Dataset rows about figures:
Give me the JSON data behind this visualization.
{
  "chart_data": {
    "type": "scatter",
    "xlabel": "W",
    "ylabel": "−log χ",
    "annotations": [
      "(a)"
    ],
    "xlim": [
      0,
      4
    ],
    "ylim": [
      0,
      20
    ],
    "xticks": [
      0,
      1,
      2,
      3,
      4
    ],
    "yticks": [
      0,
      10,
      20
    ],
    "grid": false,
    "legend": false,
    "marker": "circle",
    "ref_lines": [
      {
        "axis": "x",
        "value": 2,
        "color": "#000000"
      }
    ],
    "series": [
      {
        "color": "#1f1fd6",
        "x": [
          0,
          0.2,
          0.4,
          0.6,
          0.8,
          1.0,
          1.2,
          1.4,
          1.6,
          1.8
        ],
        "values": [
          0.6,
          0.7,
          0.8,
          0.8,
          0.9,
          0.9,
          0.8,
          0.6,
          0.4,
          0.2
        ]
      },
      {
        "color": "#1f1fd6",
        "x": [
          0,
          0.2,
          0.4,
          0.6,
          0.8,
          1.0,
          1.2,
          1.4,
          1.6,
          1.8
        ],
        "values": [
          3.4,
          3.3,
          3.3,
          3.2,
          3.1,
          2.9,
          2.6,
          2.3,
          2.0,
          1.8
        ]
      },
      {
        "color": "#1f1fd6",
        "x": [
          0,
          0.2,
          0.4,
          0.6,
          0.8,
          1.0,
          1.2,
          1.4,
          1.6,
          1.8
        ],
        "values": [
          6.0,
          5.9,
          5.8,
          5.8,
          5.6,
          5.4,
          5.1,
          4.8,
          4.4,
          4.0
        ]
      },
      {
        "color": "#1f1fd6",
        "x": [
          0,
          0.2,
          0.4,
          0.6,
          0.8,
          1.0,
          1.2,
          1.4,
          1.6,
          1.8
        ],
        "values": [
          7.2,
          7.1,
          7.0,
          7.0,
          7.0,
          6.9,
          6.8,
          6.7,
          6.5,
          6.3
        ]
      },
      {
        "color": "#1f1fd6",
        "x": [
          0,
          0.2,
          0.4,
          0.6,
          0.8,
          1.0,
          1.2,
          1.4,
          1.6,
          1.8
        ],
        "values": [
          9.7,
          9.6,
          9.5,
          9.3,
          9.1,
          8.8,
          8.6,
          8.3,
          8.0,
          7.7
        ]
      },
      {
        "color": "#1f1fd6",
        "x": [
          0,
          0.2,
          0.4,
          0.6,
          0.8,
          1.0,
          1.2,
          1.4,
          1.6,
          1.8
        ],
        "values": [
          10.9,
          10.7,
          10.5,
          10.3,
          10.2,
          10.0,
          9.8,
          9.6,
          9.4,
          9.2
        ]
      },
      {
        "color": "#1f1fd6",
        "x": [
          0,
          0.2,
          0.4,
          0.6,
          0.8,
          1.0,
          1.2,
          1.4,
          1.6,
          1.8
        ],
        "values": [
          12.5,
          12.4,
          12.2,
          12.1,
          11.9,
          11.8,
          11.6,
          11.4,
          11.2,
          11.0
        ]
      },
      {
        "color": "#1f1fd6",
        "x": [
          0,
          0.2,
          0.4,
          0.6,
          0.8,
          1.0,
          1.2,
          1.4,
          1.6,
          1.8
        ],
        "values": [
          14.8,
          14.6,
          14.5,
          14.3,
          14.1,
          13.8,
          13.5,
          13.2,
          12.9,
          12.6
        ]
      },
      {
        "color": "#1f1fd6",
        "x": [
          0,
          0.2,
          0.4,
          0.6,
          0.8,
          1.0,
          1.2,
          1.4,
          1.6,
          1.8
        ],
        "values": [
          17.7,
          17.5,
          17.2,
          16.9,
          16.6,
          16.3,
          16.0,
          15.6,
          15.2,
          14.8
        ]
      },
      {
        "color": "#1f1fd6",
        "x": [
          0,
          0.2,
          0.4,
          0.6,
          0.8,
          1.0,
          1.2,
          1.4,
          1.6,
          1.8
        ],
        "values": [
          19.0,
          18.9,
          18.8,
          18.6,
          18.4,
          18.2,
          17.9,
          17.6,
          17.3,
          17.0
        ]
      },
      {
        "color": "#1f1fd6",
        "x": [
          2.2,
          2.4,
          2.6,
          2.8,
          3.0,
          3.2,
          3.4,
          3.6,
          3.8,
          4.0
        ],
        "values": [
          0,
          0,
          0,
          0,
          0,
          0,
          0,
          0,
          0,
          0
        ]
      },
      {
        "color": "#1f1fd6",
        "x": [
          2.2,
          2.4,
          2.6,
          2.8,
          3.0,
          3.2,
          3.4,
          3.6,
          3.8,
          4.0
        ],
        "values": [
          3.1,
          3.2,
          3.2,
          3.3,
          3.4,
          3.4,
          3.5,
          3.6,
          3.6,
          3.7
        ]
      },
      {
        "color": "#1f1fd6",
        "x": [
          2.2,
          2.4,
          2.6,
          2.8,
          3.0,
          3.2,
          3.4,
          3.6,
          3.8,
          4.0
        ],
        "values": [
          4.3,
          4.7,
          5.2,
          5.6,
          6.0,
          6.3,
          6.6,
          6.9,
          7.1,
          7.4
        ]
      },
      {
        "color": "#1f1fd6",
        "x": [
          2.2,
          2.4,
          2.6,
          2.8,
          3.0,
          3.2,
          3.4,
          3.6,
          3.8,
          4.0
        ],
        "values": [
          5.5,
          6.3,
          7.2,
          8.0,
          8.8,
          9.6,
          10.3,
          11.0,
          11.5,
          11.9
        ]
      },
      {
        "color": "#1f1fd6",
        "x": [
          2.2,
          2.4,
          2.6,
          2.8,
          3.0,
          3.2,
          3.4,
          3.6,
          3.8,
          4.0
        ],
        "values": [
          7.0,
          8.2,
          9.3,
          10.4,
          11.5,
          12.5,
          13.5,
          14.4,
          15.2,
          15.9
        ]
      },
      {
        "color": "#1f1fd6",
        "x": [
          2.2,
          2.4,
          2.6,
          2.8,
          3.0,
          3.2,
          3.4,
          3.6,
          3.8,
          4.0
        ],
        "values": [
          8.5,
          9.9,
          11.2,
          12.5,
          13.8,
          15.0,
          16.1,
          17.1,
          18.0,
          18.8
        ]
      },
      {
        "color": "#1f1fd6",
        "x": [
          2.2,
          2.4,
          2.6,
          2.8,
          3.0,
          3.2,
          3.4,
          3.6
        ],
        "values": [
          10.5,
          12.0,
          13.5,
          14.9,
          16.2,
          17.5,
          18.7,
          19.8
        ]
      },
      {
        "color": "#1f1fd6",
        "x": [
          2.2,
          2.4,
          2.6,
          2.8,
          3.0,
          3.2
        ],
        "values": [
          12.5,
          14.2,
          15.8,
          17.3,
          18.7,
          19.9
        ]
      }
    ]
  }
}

SET EXERCISE >> Quote the data above in full, changing nothing.

SOLUTION FOR THIS EXERCISE >>
Give me the JSON data behind this visualization.
{
  "chart_data": {
    "type": "scatter",
    "xlabel": "W",
    "ylabel": "−log χ",
    "annotations": [
      "(a)"
    ],
    "xlim": [
      0,
      4
    ],
    "ylim": [
      0,
      20
    ],
    "xticks": [
      0,
      1,
      2,
      3,
      4
    ],
    "yticks": [
      0,
      10,
      20
    ],
    "grid": false,
    "legend": false,
    "marker": "circle",
    "ref_lines": [
      {
        "axis": "x",
        "value": 2,
        "color": "#000000"
      }
    ],
    "series": [
      {
        "color": "#1f1fd6",
        "x": [
          0,
          0.2,
          0.4,
          0.6,
          0.8,
          1.0,
          1.2,
          1.4,
          1.6,
          1.8
        ],
        "values": [
          0.6,
          0.7,
          0.8,
          0.8,
          0.9,
          0.9,
          0.8,
          0.6,
          0.4,
          0.2
        ]
      },
      {
        "color": "#1f1fd6",
        "x": [
          0,
          0.2,
          0.4,
          0.6,
          0.8,
          1.0,
          1.2,
          1.4,
          1.6,
          1.8
        ],
        "values": [
          3.4,
          3.3,
          3.3,
          3.2,
          3.1,
          2.9,
          2.6,
          2.3,
          2.0,
          1.8
        ]
      },
      {
        "color": "#1f1fd6",
        "x": [
          0,
          0.2,
          0.4,
          0.6,
          0.8,
          1.0,
          1.2,
          1.4,
          1.6,
          1.8
        ],
        "values": [
          6.0,
          5.9,
          5.8,
          5.8,
          5.6,
          5.4,
          5.1,
          4.8,
          4.4,
          4.0
        ]
      },
      {
        "color": "#1f1fd6",
        "x": [
          0,
          0.2,
          0.4,
          0.6,
          0.8,
          1.0,
          1.2,
          1.4,
          1.6,
          1.8
        ],
        "values": [
          7.2,
          7.1,
          7.0,
          7.0,
          7.0,
          6.9,
          6.8,
          6.7,
          6.5,
          6.3
        ]
      },
      {
        "color": "#1f1fd6",
        "x": [
          0,
          0.2,
          0.4,
          0.6,
          0.8,
          1.0,
          1.2,
          1.4,
          1.6,
          1.8
        ],
        "values": [
          9.7,
          9.6,
          9.5,
          9.3,
          9.1,
          8.8,
          8.6,
          8.3,
          8.0,
          7.7
        ]
      },
      {
        "color": "#1f1fd6",
        "x": [
          0,
          0.2,
          0.4,
          0.6,
          0.8,
          1.0,
          1.2,
          1.4,
          1.6,
          1.8
        ],
        "values": [
          10.9,
          10.7,
          10.5,
          10.3,
          10.2,
          10.0,
          9.8,
          9.6,
          9.4,
          9.2
        ]
      },
      {
        "color": "#1f1fd6",
        "x": [
          0,
          0.2,
          0.4,
          0.6,
          0.8,
          1.0,
          1.2,
          1.4,
          1.6,
          1.8
        ],
        "values": [
          12.5,
          12.4,
          12.2,
          12.1,
          11.9,
          11.8,
          11.6,
          11.4,
          11.2,
          11.0
        ]
      },
      {
        "color": "#1f1fd6",
        "x": [
          0,
          0.2,
          0.4,
          0.6,
          0.8,
          1.0,
          1.2,
          1.4,
          1.6,
          1.8
        ],
        "values": [
          14.8,
          14.6,
          14.5,
          14.3,
          14.1,
          13.8,
          13.5,
          13.2,
          12.9,
          12.6
        ]
      },
      {
        "color": "#1f1fd6",
        "x": [
          0,
          0.2,
          0.4,
          0.6,
          0.8,
          1.0,
          1.2,
          1.4,
          1.6,
          1.8
        ],
        "values": [
          17.7,
          17.5,
          17.2,
          16.9,
          16.6,
          16.3,
          16.0,
          15.6,
          15.2,
          14.8
        ]
      },
      {
        "color": "#1f1fd6",
        "x": [
          0,
          0.2,
          0.4,
          0.6,
          0.8,
          1.0,
          1.2,
          1.4,
          1.6,
          1.8
        ],
        "values": [
          19.0,
          18.9,
          18.8,
          18.6,
          18.4,
          18.2,
          17.9,
          17.6,
          17.3,
          17.0
        ]
      },
      {
        "color": "#1f1fd6",
        "x": [
          2.2,
          2.4,
          2.6,
          2.8,
          3.0,
          3.2,
          3.4,
          3.6,
          3.8,
          4.0
        ],
        "values": [
          0,
          0,
          0,
          0,
          0,
          0,
          0,
          0,
          0,
          0
        ]
      },
      {
        "color": "#1f1fd6",
        "x": [
          2.2,
          2.4,
          2.6,
          2.8,
          3.0,
          3.2,
          3.4,
          3.6,
          3.8,
          4.0
        ],
        "values": [
          3.1,
          3.2,
          3.2,
          3.3,
          3.4,
          3.4,
          3.5,
          3.6,
          3.6,
          3.7
        ]
      },
      {
        "color": "#1f1fd6",
        "x": [
          2.2,
          2.4,
          2.6,
          2.8,
          3.0,
          3.2,
          3.4,
          3.6,
          3.8,
          4.0
        ],
        "values": [
          4.3,
          4.7,
          5.2,
          5.6,
          6.0,
          6.3,
          6.6,
          6.9,
          7.1,
          7.4
        ]
      },
      {
        "color": "#1f1fd6",
        "x": [
          2.2,
          2.4,
          2.6,
          2.8,
          3.0,
          3.2,
          3.4,
          3.6,
          3.8,
          4.0
        ],
        "values": [
          5.5,
          6.3,
          7.2,
          8.0,
          8.8,
          9.6,
          10.3,
          11.0,
          11.5,
          11.9
        ]
      },
      {
        "color": "#1f1fd6",
        "x": [
          2.2,
          2.4,
          2.6,
          2.8,
          3.0,
          3.2,
          3.4,
          3.6,
          3.8,
          4.0
        ],
        "values": [
          7.0,
          8.2,
          9.3,
          10.4,
          11.5,
          12.5,
          13.5,
          14.4,
          15.2,
          15.9
        ]
      },
      {
        "color": "#1f1fd6",
        "x": [
          2.2,
          2.4,
          2.6,
          2.8,
          3.0,
          3.2,
          3.4,
          3.6,
          3.8,
          4.0
        ],
        "values": [
          8.5,
          9.9,
          11.2,
          12.5,
          13.8,
          15.0,
          16.1,
          17.1,
          18.0,
          18.8
        ]
      },
      {
        "color": "#1f1fd6",
        "x": [
          2.2,
          2.4,
          2.6,
          2.8,
          3.0,
          3.2,
          3.4,
          3.6
        ],
        "values": [
          10.5,
          12.0,
          13.5,
          14.9,
          16.2,
          17.5,
          18.7,
          19.8
        ]
      },
      {
        "color": "#1f1fd6",
        "x": [
          2.2,
          2.4,
          2.6,
          2.8,
          3.0,
          3.2
        ],
        "values": [
          12.5,
          14.2,
          15.8,
          17.3,
          18.7,
          19.9
        ]
      }
    ]
  }
}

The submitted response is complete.